Items from a dataset:
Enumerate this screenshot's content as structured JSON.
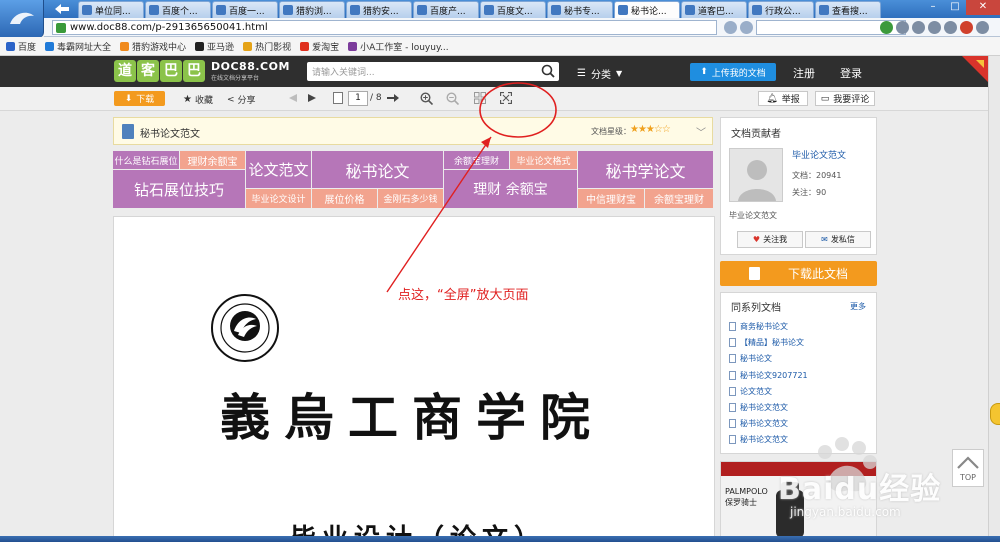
{
  "browser": {
    "tabs": [
      "单位同...",
      "百度个...",
      "百度一...",
      "猎豹浏...",
      "猎豹安...",
      "百度产...",
      "百度文...",
      "秘书专...",
      "秘书论...",
      "道客巴...",
      "行政公...",
      "查看搜..."
    ],
    "active_tab_index": 8,
    "url": "www.doc88.com/p-291365650041.html"
  },
  "bookmarks": [
    {
      "label": "百度",
      "color": "#2a63c8"
    },
    {
      "label": "毒霸网址大全",
      "color": "#1f7ad8"
    },
    {
      "label": "猎豹游戏中心",
      "color": "#f08a1d"
    },
    {
      "label": "亚马逊",
      "color": "#222222"
    },
    {
      "label": "热门影视",
      "color": "#e5a317"
    },
    {
      "label": "爱淘宝",
      "color": "#e0301e"
    },
    {
      "label": "小A工作室 - louyuy...",
      "color": "#7c3c9c"
    }
  ],
  "site": {
    "logo_chars": [
      "道",
      "客",
      "巴",
      "巴"
    ],
    "logo_domain": "DOC88.COM",
    "logo_tagline": "在线文档分享平台",
    "search_placeholder": "请输入关键词...",
    "category_label": "分类",
    "upload_label": "上传我的文档",
    "register_label": "注册",
    "login_label": "登录"
  },
  "toolbar": {
    "download_label": "下载",
    "favorite_label": "收藏",
    "share_label": "分享",
    "current_page": "1",
    "total_pages": "/ 8",
    "report_label": "举报",
    "comment_label": "我要评论"
  },
  "doc": {
    "title": "秘书论文范文",
    "rating_label": "文档星级：",
    "stars": "★★★☆☆",
    "body_title": "義烏工商学院",
    "body_subtitle": "毕业设计（论文）"
  },
  "banner": {
    "cells": [
      "什么是钻石展位",
      "理财余额宝",
      "钻石展位技巧",
      "论文范文",
      "毕业论文设计",
      "秘书论文",
      "展位价格",
      "金刚石多少钱",
      "余额宝理财",
      "毕业论文格式",
      "理财 余额宝",
      "秘书学论文",
      "中信理财宝",
      "余额宝理财"
    ]
  },
  "annotation": {
    "text": "点这，“全屏”放大页面",
    "color": "#e02020"
  },
  "sidebar": {
    "contributor_heading": "文档贡献者",
    "contributor_name": "毕业论文范文",
    "docs_count": "文档：20941",
    "followers": "关注：90",
    "avatar_caption": "毕业论文范文",
    "follow_button": "关注我",
    "message_button": "发私信",
    "download_big_label": "下载此文档",
    "related_heading": "同系列文档",
    "related_more": "更多",
    "related_docs": [
      "商务秘书论文",
      "【精品】秘书论文",
      "秘书论文",
      "秘书论文9207721",
      "论文范文",
      "秘书论文范文",
      "秘书论文范文",
      "秘书论文范文"
    ],
    "ad_brand": "PALMPOLO",
    "ad_brand_cn": "保罗骑士"
  },
  "watermark": {
    "text": "Baidu经验",
    "url": "jingyan.baidu.com"
  },
  "top_button_label": "TOP"
}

Aim:
Lines containing "毕业论文范文" are to be counted. State the total and add nothing.

Written solution:
2